▶ _What the task asks_
Return the lines below that carry the word "background".

─── Data listing ───

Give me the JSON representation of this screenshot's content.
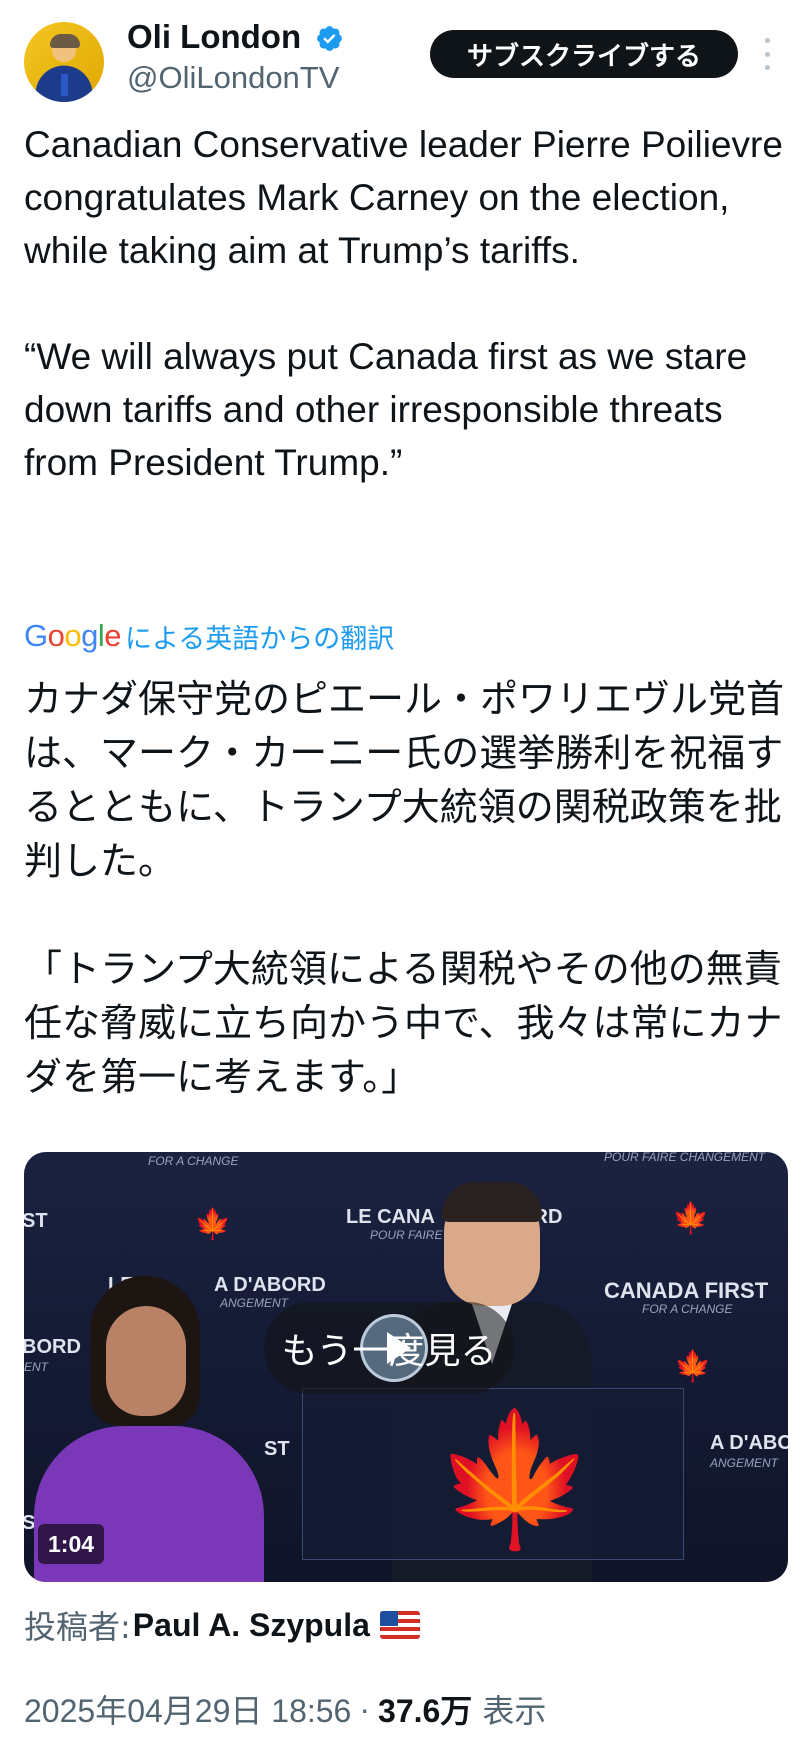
{
  "author": {
    "name": "Oli London",
    "handle": "@OliLondonTV",
    "verified_icon": "verified-badge-icon",
    "avatar_icon": "avatar"
  },
  "header": {
    "subscribe_label": "サブスクライブする",
    "more_icon": "more-vertical-icon"
  },
  "tweet": {
    "paragraphs": [
      "Canadian Conservative leader Pierre Poilievre congratulates Mark Carney on the election, while taking aim at Trump’s tariffs.",
      "“We will always put Canada first as we stare down tariffs and other irresponsible threats from President Trump.”"
    ]
  },
  "translation": {
    "provider": "Google",
    "label": "による英語からの翻訳",
    "paragraphs": [
      "カナダ保守党のピエール・ポワリエヴル党首は、マーク・カーニー氏の選挙勝利を祝福するとともに、トランプ大統領の関税政策を批判した。",
      "「トランプ大統領による関税やその他の無責任な脅威に立ち向かう中で、我々は常にカナダを第一に考えます。」"
    ]
  },
  "video": {
    "replay_label": "もう一度見る",
    "duration": "1:04",
    "backdrop": {
      "canada_first": "CANADA FIRST",
      "for_a_change": "FOR A CHANGE",
      "le_canada": "LE CANA",
      "dabord": "ORD",
      "pour_faire": "POUR FAIRE",
      "changement": "CHANGEMENT",
      "pour_faire_changement": "POUR FAIRE CHANGEMENT",
      "le_left": "LE",
      "a_dabord_left": "A D'ABORD",
      "angement_left": "ANGEMENT",
      "st_left": "ST",
      "bord_left": "BORD",
      "ent_left": "ENT",
      "st_mid": "ST",
      "st_bottom": "ST",
      "a_dabord_right": "A D'ABORD",
      "angement_right": "ANGEMENT"
    },
    "colors": {
      "background": "#1b2240",
      "maple_red": "#d62a1e",
      "dress_purple": "#7a37b8"
    }
  },
  "footer": {
    "posted_by_label": "投稿者:",
    "posted_by_name": "Paul A. Szypula",
    "flag": "us-flag-icon",
    "timestamp": "2025年04月29日 18:56",
    "separator": "·",
    "views": "37.6万",
    "views_label": "表示"
  },
  "colors": {
    "text_primary": "#0f1419",
    "text_secondary": "#536471",
    "link_blue": "#1d9bf0",
    "verified_blue": "#1d9bf0",
    "button_dark": "#0f1419"
  }
}
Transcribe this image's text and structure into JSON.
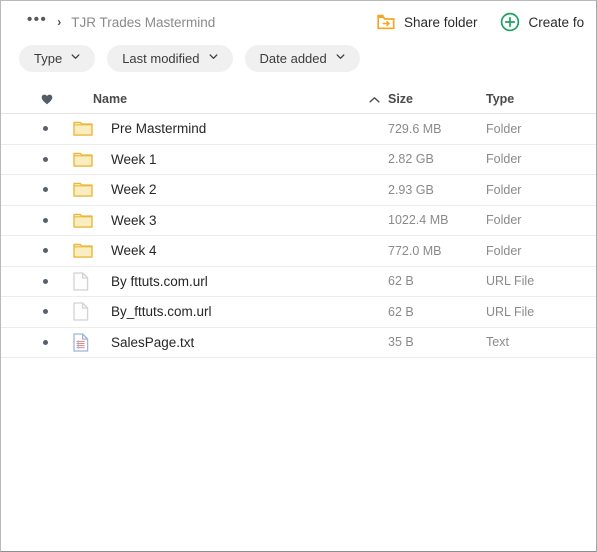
{
  "window": {
    "background": "#ffffff",
    "border_color": "#b9b9b9"
  },
  "topbar": {
    "breadcrumb": {
      "overflow_label": "•••",
      "separator": "›",
      "current_folder": "TJR Trades Mastermind"
    },
    "actions": [
      {
        "label": "Share folder",
        "icon": "share-folder-icon",
        "color": "#f5a623"
      },
      {
        "label": "Create fo",
        "icon": "plus-circle-icon",
        "color": "#1aa260"
      }
    ]
  },
  "filters": [
    {
      "label": "Type",
      "icon": "chevron-down-icon"
    },
    {
      "label": "Last modified",
      "icon": "chevron-down-icon"
    },
    {
      "label": "Date added",
      "icon": "chevron-down-icon"
    }
  ],
  "table": {
    "columns": {
      "favorite": "favorite-heart-icon",
      "name": "Name",
      "sort_direction": "ascending",
      "size": "Size",
      "type": "Type"
    },
    "rows": [
      {
        "name": "Pre Mastermind",
        "size": "729.6 MB",
        "type": "Folder",
        "icon": "folder-icon"
      },
      {
        "name": "Week 1",
        "size": "2.82 GB",
        "type": "Folder",
        "icon": "folder-icon"
      },
      {
        "name": "Week 2",
        "size": "2.93 GB",
        "type": "Folder",
        "icon": "folder-icon"
      },
      {
        "name": "Week 3",
        "size": "1022.4 MB",
        "type": "Folder",
        "icon": "folder-icon"
      },
      {
        "name": "Week 4",
        "size": "772.0 MB",
        "type": "Folder",
        "icon": "folder-icon"
      },
      {
        "name": "By fttuts.com.url",
        "size": "62 B",
        "type": "URL File",
        "icon": "blank-document-icon"
      },
      {
        "name": "By_fttuts.com.url",
        "size": "62 B",
        "type": "URL File",
        "icon": "blank-document-icon"
      },
      {
        "name": "SalesPage.txt",
        "size": "35 B",
        "type": "Text",
        "icon": "text-document-icon"
      }
    ]
  },
  "colors": {
    "folder_fill": "#faeec0",
    "folder_stroke": "#e9b93c",
    "accent_orange": "#f5a623",
    "accent_green": "#1aa260",
    "text_primary": "#262626",
    "text_muted": "#8a8a8a",
    "divider": "#ececec"
  }
}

───

▶ _Solution for this task_
      "background": "#1b2240",
    "background": "#ffffff",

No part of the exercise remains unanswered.